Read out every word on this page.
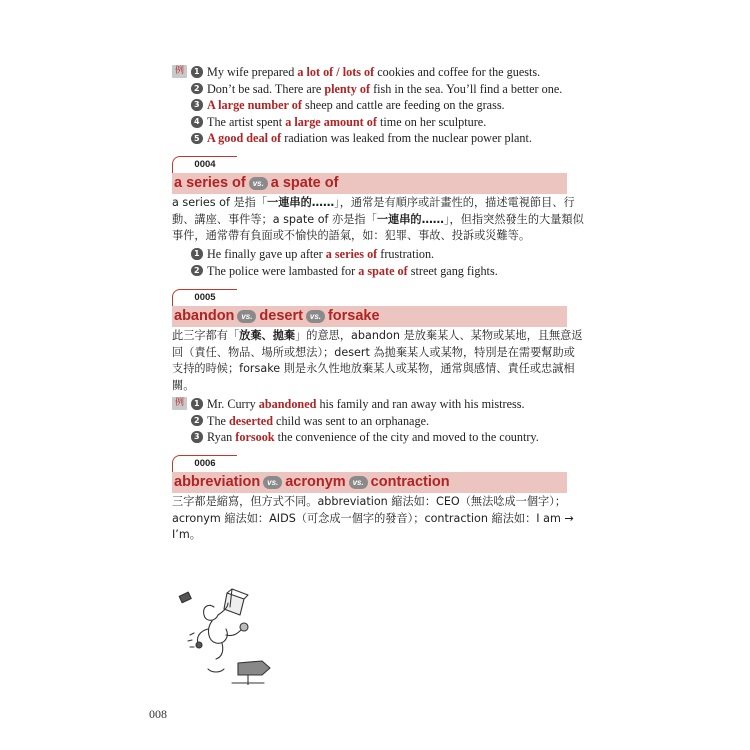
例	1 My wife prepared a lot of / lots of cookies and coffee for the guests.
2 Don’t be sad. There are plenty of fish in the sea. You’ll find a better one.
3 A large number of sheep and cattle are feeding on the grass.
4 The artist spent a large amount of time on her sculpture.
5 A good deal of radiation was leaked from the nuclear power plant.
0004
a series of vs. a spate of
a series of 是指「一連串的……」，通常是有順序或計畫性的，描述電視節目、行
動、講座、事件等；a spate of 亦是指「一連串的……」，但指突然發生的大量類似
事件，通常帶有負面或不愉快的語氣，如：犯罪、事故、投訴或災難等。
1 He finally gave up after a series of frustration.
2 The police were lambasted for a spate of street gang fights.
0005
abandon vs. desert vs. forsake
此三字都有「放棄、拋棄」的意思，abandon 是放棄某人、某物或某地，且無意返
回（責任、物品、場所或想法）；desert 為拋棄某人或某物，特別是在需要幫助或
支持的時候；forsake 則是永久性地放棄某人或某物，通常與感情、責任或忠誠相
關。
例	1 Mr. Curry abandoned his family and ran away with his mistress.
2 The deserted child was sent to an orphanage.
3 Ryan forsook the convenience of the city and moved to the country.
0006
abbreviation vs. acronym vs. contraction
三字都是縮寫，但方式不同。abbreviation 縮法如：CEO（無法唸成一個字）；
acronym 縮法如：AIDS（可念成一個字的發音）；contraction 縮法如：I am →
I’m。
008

==================================================

Your instructions -
The pictures should not be reproduced; quote all of the other material exactly.

Solution to this exercise -
Read out every word on this page.
例	1 My wife prepared a lot of / lots of cookies and coffee for the guests.
2 Don’t be sad. There are plenty of fish in the sea. You’ll find a better one.
3 A large number of sheep and cattle are feeding on the grass.
4 The artist spent a large amount of time on her sculpture.
5 A good deal of radiation was leaked from the nuclear power plant.
0004
a series of vs. a spate of
a series of 是指「一連串的……」，通常是有順序或計畫性的，描述電視節目、行
動、講座、事件等；a spate of 亦是指「一連串的……」，但指突然發生的大量類似
事件，通常帶有負面或不愉快的語氣，如：犯罪、事故、投訴或災難等。
1 He finally gave up after a series of frustration.
2 The police were lambasted for a spate of street gang fights.
0005
abandon vs. desert vs. forsake
此三字都有「放棄、拋棄」的意思，abandon 是放棄某人、某物或某地，且無意返
回（責任、物品、場所或想法）；desert 為拋棄某人或某物，特別是在需要幫助或
支持的時候；forsake 則是永久性地放棄某人或某物，通常與感情、責任或忠誠相
關。
例	1 Mr. Curry abandoned his family and ran away with his mistress.
2 The deserted child was sent to an orphanage.
3 Ryan forsook the convenience of the city and moved to the country.
0006
abbreviation vs. acronym vs. contraction
三字都是縮寫，但方式不同。abbreviation 縮法如：CEO（無法唸成一個字）；
acronym 縮法如：AIDS（可念成一個字的發音）；contraction 縮法如：I am →
I’m。
008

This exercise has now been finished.